**Objective**
Beneath this task is a listing. State how many of its lines include the string "lainnya", giving nothing but the number.

Entries taken from a collection:
>> start
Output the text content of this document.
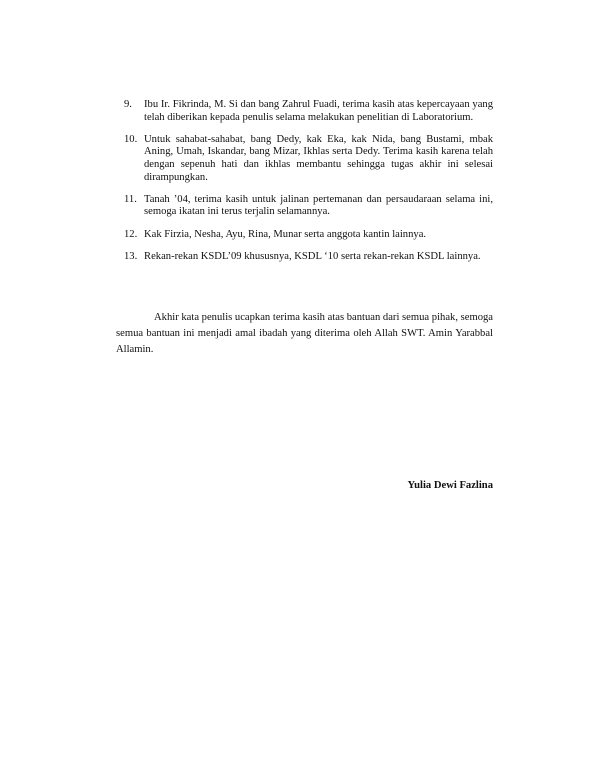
9.	Ibu Ir. Fikrinda, M. Si dan bang Zahrul Fuadi, terima kasih atas kepercayaan yang telah diberikan kepada penulis selama melakukan penelitian di Laboratorium.
10. Untuk sahabat-sahabat, bang Dedy, kak Eka, kak Nida, bang Bustami, mbak Aning, Umah, Iskandar, bang Mizar, Ikhlas serta Dedy. Terima kasih karena telah dengan sepenuh hati dan ikhlas membantu sehingga tugas akhir ini selesai dirampungkan.
11. Tanah ’04, terima kasih untuk jalinan pertemanan dan persaudaraan selama ini, semoga ikatan ini terus terjalin selamannya.
12. Kak Firzia, Nesha, Ayu, Rina, Munar serta anggota kantin lainnya.
13. Rekan-rekan KSDL’09 khususnya, KSDL ‘10 serta rekan-rekan KSDL lainnya.

Akhir kata penulis ucapkan terima kasih atas bantuan dari semua pihak, semoga semua bantuan ini menjadi amal ibadah yang diterima oleh Allah SWT. Amin Yarabbal Allamin.

Yulia Dewi Fazlina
>> end
**Worked answer**
2